++++ Dataset rows ++++
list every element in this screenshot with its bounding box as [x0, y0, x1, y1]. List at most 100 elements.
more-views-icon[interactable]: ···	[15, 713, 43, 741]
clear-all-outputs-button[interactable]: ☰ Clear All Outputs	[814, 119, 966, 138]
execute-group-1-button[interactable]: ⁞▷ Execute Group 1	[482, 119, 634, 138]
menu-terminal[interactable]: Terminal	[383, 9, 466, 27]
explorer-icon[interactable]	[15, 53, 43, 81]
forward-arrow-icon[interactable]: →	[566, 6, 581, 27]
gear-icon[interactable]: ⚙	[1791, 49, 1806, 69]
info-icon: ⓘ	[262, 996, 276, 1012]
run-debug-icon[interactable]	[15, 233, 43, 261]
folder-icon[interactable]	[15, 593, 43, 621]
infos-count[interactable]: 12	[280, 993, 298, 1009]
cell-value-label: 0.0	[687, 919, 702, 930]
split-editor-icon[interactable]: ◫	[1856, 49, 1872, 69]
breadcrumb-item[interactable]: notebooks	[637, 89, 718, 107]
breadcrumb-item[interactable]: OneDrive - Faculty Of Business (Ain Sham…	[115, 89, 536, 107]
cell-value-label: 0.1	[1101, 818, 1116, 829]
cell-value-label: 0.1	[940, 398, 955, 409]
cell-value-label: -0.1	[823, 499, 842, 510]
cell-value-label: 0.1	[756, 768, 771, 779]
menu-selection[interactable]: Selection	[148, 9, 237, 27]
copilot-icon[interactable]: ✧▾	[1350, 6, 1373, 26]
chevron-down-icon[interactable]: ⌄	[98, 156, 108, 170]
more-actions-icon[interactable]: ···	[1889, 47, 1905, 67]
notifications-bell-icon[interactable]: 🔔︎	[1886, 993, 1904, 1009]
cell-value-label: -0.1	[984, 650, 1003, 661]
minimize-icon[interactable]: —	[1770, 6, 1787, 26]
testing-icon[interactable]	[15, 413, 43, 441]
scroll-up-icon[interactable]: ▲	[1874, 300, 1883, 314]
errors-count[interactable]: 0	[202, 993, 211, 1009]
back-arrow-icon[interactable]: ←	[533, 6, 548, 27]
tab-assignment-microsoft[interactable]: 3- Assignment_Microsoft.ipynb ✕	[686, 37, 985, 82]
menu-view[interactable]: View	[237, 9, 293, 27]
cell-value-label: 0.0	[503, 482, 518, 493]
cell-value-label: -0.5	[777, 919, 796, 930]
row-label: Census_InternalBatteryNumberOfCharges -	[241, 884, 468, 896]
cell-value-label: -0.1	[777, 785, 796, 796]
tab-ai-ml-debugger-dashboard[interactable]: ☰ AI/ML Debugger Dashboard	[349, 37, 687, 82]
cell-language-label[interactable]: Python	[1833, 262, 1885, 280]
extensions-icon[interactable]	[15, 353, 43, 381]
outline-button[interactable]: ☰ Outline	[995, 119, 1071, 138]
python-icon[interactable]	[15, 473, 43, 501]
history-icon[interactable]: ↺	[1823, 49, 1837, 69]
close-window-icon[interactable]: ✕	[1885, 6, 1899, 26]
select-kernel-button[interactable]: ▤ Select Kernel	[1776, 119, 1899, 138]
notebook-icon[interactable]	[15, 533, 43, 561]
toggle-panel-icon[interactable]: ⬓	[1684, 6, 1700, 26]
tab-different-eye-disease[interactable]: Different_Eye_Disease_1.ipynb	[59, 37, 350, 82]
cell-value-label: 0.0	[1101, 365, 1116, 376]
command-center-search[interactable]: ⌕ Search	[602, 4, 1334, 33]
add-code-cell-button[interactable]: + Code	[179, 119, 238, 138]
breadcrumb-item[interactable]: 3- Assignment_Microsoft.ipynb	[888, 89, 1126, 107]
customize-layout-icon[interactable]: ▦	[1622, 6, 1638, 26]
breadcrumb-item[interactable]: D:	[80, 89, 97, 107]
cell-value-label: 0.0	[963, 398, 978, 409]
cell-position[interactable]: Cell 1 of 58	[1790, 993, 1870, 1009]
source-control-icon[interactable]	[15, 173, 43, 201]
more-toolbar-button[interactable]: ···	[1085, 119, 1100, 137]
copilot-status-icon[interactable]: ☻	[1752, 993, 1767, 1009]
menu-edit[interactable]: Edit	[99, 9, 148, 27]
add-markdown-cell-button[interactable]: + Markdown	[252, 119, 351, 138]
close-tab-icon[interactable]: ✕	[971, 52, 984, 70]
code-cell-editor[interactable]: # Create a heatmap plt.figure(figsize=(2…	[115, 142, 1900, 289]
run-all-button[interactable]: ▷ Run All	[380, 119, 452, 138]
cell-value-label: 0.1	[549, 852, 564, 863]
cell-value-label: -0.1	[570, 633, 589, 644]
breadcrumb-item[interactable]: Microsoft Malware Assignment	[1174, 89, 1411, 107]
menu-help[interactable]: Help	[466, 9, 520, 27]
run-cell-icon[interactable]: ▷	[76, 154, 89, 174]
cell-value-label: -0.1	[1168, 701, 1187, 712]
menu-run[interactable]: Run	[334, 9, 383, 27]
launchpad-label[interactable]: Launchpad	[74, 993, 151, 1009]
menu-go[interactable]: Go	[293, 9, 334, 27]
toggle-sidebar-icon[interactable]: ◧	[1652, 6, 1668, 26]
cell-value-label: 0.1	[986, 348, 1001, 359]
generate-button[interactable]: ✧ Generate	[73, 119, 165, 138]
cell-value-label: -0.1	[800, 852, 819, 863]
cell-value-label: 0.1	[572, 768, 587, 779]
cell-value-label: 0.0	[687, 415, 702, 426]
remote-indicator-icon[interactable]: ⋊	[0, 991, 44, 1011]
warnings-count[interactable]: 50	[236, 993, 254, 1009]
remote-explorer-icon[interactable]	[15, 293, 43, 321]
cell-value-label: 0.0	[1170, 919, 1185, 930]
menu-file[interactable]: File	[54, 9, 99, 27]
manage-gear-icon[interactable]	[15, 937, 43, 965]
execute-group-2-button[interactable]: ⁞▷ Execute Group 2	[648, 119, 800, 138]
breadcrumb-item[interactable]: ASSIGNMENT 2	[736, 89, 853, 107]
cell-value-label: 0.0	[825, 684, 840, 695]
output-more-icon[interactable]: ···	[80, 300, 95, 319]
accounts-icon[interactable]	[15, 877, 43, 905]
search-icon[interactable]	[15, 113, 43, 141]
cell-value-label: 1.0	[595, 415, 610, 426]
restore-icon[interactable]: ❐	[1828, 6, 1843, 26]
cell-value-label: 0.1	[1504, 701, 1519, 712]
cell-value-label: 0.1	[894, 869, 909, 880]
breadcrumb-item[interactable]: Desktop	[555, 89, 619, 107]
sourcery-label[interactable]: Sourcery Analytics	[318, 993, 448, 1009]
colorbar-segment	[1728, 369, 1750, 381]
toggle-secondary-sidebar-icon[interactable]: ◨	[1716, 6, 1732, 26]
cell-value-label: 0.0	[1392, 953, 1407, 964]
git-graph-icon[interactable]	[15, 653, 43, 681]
++++
-- Exercise task --
Return all of the material above, line for line, without changing anything.

-- Answer for this exercise --
list every element in this screenshot with its bounding box as [x0, y0, x1, y1]. List at most 100 elements.
more-views-icon[interactable]: ···	[15, 713, 43, 741]
clear-all-outputs-button[interactable]: ☰ Clear All Outputs	[814, 119, 966, 138]
execute-group-1-button[interactable]: ⁞▷ Execute Group 1	[482, 119, 634, 138]
menu-terminal[interactable]: Terminal	[383, 9, 466, 27]
explorer-icon[interactable]	[15, 53, 43, 81]
forward-arrow-icon[interactable]: →	[566, 6, 581, 27]
gear-icon[interactable]: ⚙	[1791, 49, 1806, 69]
info-icon: ⓘ	[262, 996, 276, 1012]
run-debug-icon[interactable]	[15, 233, 43, 261]
folder-icon[interactable]	[15, 593, 43, 621]
infos-count[interactable]: 12	[280, 993, 298, 1009]
cell-value-label: 0.0	[687, 919, 702, 930]
split-editor-icon[interactable]: ◫	[1856, 49, 1872, 69]
breadcrumb-item[interactable]: notebooks	[637, 89, 718, 107]
breadcrumb-item[interactable]: OneDrive - Faculty Of Business (Ain Sham…	[115, 89, 536, 107]
cell-value-label: 0.1	[1101, 818, 1116, 829]
cell-value-label: 0.1	[940, 398, 955, 409]
cell-value-label: -0.1	[823, 499, 842, 510]
cell-value-label: 0.1	[756, 768, 771, 779]
menu-selection[interactable]: Selection	[148, 9, 237, 27]
copilot-icon[interactable]: ✧▾	[1350, 6, 1373, 26]
chevron-down-icon[interactable]: ⌄	[98, 156, 108, 170]
more-actions-icon[interactable]: ···	[1889, 47, 1905, 67]
notifications-bell-icon[interactable]: 🔔︎	[1886, 993, 1904, 1009]
cell-value-label: -0.1	[984, 650, 1003, 661]
minimize-icon[interactable]: —	[1770, 6, 1787, 26]
testing-icon[interactable]	[15, 413, 43, 441]
scroll-up-icon[interactable]: ▲	[1874, 300, 1883, 314]
errors-count[interactable]: 0	[202, 993, 211, 1009]
back-arrow-icon[interactable]: ←	[533, 6, 548, 27]
tab-assignment-microsoft[interactable]: 3- Assignment_Microsoft.ipynb ✕	[686, 37, 985, 82]
menu-view[interactable]: View	[237, 9, 293, 27]
cell-value-label: 0.0	[503, 482, 518, 493]
cell-value-label: -0.5	[777, 919, 796, 930]
row-label: Census_InternalBatteryNumberOfCharges -	[241, 884, 468, 896]
cell-value-label: -0.1	[777, 785, 796, 796]
tab-ai-ml-debugger-dashboard[interactable]: ☰ AI/ML Debugger Dashboard	[349, 37, 687, 82]
cell-language-label[interactable]: Python	[1833, 262, 1885, 280]
extensions-icon[interactable]	[15, 353, 43, 381]
outline-button[interactable]: ☰ Outline	[995, 119, 1071, 138]
python-icon[interactable]	[15, 473, 43, 501]
history-icon[interactable]: ↺	[1823, 49, 1837, 69]
close-window-icon[interactable]: ✕	[1885, 6, 1899, 26]
select-kernel-button[interactable]: ▤ Select Kernel	[1776, 119, 1899, 138]
notebook-icon[interactable]	[15, 533, 43, 561]
toggle-panel-icon[interactable]: ⬓	[1684, 6, 1700, 26]
tab-different-eye-disease[interactable]: Different_Eye_Disease_1.ipynb	[59, 37, 350, 82]
cell-value-label: 0.0	[1101, 365, 1116, 376]
command-center-search[interactable]: ⌕ Search	[602, 4, 1334, 33]
add-code-cell-button[interactable]: + Code	[179, 119, 238, 138]
breadcrumb-item[interactable]: 3- Assignment_Microsoft.ipynb	[888, 89, 1126, 107]
customize-layout-icon[interactable]: ▦	[1622, 6, 1638, 26]
breadcrumb-item[interactable]: D:	[80, 89, 97, 107]
cell-value-label: 0.0	[963, 398, 978, 409]
cell-position[interactable]: Cell 1 of 58	[1790, 993, 1870, 1009]
source-control-icon[interactable]	[15, 173, 43, 201]
more-toolbar-button[interactable]: ···	[1085, 119, 1100, 137]
copilot-status-icon[interactable]: ☻	[1752, 993, 1767, 1009]
menu-edit[interactable]: Edit	[99, 9, 148, 27]
add-markdown-cell-button[interactable]: + Markdown	[252, 119, 351, 138]
close-tab-icon[interactable]: ✕	[971, 52, 984, 70]
code-cell-editor[interactable]: # Create a heatmap plt.figure(figsize=(2…	[115, 142, 1900, 289]
run-all-button[interactable]: ▷ Run All	[380, 119, 452, 138]
cell-value-label: 0.1	[549, 852, 564, 863]
cell-value-label: -0.1	[570, 633, 589, 644]
breadcrumb-item[interactable]: Microsoft Malware Assignment	[1174, 89, 1411, 107]
menu-help[interactable]: Help	[466, 9, 520, 27]
run-cell-icon[interactable]: ▷	[76, 154, 89, 174]
cell-value-label: -0.1	[1168, 701, 1187, 712]
menu-run[interactable]: Run	[334, 9, 383, 27]
launchpad-label[interactable]: Launchpad	[74, 993, 151, 1009]
menu-go[interactable]: Go	[293, 9, 334, 27]
toggle-sidebar-icon[interactable]: ◧	[1652, 6, 1668, 26]
cell-value-label: 0.1	[986, 348, 1001, 359]
generate-button[interactable]: ✧ Generate	[73, 119, 165, 138]
cell-value-label: -0.1	[800, 852, 819, 863]
cell-value-label: 0.1	[572, 768, 587, 779]
cell-value-label: 0.0	[687, 415, 702, 426]
remote-indicator-icon[interactable]: ⋊	[0, 991, 44, 1011]
warnings-count[interactable]: 50	[236, 993, 254, 1009]
remote-explorer-icon[interactable]	[15, 293, 43, 321]
cell-value-label: 0.0	[1170, 919, 1185, 930]
menu-file[interactable]: File	[54, 9, 99, 27]
manage-gear-icon[interactable]	[15, 937, 43, 965]
execute-group-2-button[interactable]: ⁞▷ Execute Group 2	[648, 119, 800, 138]
breadcrumb-item[interactable]: ASSIGNMENT 2	[736, 89, 853, 107]
cell-value-label: 0.0	[825, 684, 840, 695]
output-more-icon[interactable]: ···	[80, 300, 95, 319]
accounts-icon[interactable]	[15, 877, 43, 905]
search-icon[interactable]	[15, 113, 43, 141]
cell-value-label: 1.0	[595, 415, 610, 426]
restore-icon[interactable]: ❐	[1828, 6, 1843, 26]
cell-value-label: 0.1	[1504, 701, 1519, 712]
cell-value-label: 0.1	[894, 869, 909, 880]
breadcrumb-item[interactable]: Desktop	[555, 89, 619, 107]
sourcery-label[interactable]: Sourcery Analytics	[318, 993, 448, 1009]
colorbar-segment	[1728, 369, 1750, 381]
toggle-secondary-sidebar-icon[interactable]: ◨	[1716, 6, 1732, 26]
cell-value-label: 0.0	[1392, 953, 1407, 964]
git-graph-icon[interactable]	[15, 653, 43, 681]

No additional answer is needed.